# What to do:
Update the rows from the first one through the row containing "bar-track: 2.5 xyxy=(106,178,795,202)", replacing "footer-note" with "footnote" and keeping everything else the same.

# Data for this task:

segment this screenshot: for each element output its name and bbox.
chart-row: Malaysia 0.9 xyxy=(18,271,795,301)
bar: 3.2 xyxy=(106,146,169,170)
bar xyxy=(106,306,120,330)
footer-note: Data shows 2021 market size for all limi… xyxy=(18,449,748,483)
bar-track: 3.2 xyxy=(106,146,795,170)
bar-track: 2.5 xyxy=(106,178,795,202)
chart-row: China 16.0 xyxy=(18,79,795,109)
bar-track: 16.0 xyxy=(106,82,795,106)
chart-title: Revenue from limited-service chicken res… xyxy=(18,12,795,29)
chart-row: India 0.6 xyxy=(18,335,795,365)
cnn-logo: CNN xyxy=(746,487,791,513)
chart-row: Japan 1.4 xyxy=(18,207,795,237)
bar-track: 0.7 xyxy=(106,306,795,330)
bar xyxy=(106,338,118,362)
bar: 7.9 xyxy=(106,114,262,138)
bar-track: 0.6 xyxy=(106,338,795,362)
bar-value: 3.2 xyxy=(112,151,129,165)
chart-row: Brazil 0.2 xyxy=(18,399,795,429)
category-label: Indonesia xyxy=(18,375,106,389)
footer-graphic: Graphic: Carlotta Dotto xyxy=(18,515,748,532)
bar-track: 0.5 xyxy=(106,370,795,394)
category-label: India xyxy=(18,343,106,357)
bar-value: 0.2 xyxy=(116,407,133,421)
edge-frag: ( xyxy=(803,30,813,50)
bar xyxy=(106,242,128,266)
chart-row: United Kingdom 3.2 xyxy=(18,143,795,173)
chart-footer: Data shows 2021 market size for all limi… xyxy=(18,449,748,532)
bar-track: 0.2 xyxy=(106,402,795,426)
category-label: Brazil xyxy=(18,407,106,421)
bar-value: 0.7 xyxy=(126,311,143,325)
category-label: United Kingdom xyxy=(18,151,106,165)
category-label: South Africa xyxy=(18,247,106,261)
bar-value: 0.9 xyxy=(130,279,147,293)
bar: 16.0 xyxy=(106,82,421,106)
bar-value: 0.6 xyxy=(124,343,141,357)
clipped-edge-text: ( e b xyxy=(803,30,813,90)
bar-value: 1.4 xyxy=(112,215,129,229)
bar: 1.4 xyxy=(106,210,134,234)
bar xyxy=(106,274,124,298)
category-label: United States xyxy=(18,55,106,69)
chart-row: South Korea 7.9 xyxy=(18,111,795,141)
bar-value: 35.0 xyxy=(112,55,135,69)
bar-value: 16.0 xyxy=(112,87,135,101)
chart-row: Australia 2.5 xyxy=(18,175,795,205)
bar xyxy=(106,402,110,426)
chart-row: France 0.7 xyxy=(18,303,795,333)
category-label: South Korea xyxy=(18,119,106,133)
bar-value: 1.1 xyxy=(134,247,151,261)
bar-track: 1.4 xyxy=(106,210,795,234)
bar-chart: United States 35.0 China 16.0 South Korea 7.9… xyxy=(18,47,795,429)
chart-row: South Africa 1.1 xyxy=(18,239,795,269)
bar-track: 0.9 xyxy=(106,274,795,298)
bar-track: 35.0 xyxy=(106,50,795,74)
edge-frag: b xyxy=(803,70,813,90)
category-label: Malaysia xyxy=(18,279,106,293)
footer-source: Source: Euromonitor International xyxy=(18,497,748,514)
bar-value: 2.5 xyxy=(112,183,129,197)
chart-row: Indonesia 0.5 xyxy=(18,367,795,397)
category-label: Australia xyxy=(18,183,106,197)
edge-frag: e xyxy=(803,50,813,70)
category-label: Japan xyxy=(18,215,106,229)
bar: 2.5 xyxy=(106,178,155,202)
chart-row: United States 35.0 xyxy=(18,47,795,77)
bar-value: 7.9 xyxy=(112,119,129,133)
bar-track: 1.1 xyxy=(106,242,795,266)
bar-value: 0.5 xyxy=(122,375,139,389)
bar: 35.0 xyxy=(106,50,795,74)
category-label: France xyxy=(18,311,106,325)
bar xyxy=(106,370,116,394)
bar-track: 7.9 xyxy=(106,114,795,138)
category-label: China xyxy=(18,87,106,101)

# Exercise solution:
segment this screenshot: for each element output its name and bbox.
chart-row: Malaysia 0.9 xyxy=(18,271,795,301)
bar: 3.2 xyxy=(106,146,169,170)
bar xyxy=(106,306,120,330)
footnote: Data shows 2021 market size for all limi… xyxy=(18,449,748,483)
bar-track: 3.2 xyxy=(106,146,795,170)
bar-track: 2.5 xyxy=(106,178,795,202)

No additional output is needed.